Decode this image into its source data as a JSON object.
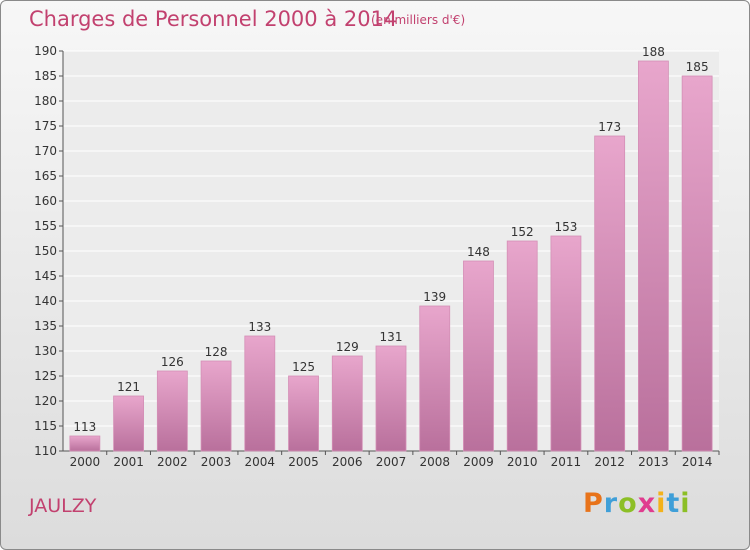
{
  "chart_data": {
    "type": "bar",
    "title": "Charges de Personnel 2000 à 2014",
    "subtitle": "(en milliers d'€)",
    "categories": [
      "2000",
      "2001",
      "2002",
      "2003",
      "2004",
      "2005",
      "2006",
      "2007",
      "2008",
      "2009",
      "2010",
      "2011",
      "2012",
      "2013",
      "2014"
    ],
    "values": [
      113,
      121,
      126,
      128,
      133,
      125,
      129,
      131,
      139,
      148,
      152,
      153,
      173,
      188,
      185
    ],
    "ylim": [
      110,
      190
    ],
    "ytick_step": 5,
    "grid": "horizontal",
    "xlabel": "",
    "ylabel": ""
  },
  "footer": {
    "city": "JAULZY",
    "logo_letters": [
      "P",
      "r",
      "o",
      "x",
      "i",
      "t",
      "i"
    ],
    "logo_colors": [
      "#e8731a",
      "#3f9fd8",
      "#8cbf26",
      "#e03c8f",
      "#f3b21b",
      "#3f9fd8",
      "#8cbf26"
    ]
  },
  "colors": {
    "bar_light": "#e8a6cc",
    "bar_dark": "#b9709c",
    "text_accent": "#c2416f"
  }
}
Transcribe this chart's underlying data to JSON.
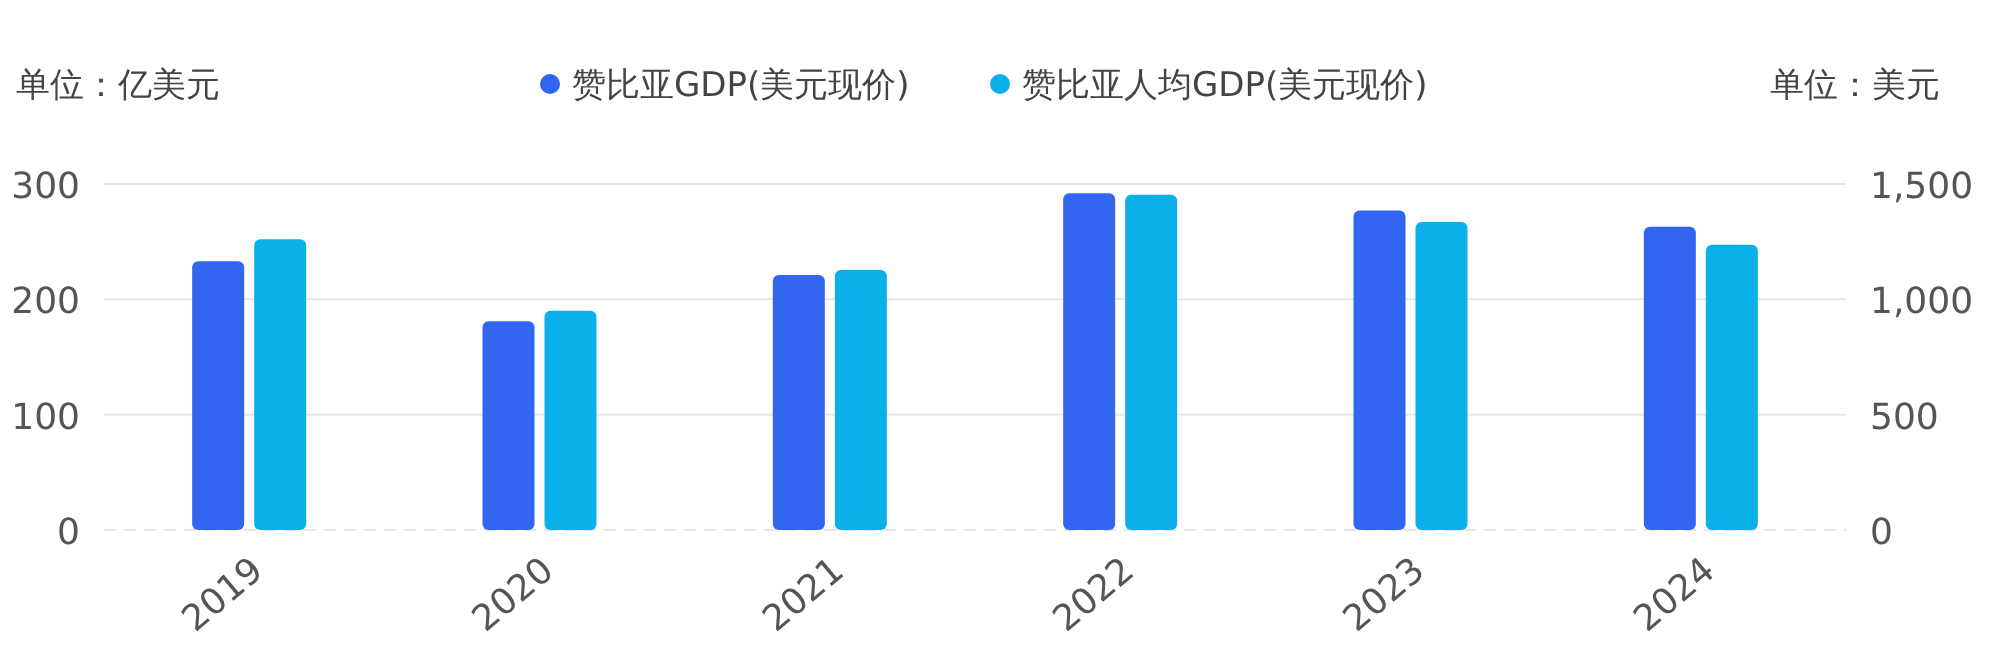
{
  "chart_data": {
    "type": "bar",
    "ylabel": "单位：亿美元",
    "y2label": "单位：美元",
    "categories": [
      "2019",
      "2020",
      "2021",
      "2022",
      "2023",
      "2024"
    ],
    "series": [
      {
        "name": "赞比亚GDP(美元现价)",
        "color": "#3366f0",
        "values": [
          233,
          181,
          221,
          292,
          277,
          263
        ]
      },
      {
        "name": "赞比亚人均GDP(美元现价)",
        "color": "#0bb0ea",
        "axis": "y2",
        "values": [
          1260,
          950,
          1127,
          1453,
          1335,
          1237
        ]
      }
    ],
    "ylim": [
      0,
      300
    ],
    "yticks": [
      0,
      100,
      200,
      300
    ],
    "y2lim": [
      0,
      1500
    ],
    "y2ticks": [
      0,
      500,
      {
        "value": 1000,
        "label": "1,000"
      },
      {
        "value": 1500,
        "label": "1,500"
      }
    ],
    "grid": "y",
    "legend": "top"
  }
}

*Instructions for the task*
The lines to be quoted run from the line containing "Transcribe this chart's" through the end of the entries above, both included; quote them exactly and leave out any pictures.

*Result of the exercise*
Transcribe this chart's underlying data to JSON.
{
  "chart_data": {
    "type": "bar",
    "ylabel": "单位：亿美元",
    "y2label": "单位：美元",
    "categories": [
      "2019",
      "2020",
      "2021",
      "2022",
      "2023",
      "2024"
    ],
    "series": [
      {
        "name": "赞比亚GDP(美元现价)",
        "color": "#3366f0",
        "values": [
          233,
          181,
          221,
          292,
          277,
          263
        ]
      },
      {
        "name": "赞比亚人均GDP(美元现价)",
        "color": "#0bb0ea",
        "axis": "y2",
        "values": [
          1260,
          950,
          1127,
          1453,
          1335,
          1237
        ]
      }
    ],
    "ylim": [
      0,
      300
    ],
    "yticks": [
      0,
      100,
      200,
      300
    ],
    "y2lim": [
      0,
      1500
    ],
    "y2ticks": [
      0,
      500,
      {
        "value": 1000,
        "label": "1,000"
      },
      {
        "value": 1500,
        "label": "1,500"
      }
    ],
    "grid": "y",
    "legend": "top"
  }
}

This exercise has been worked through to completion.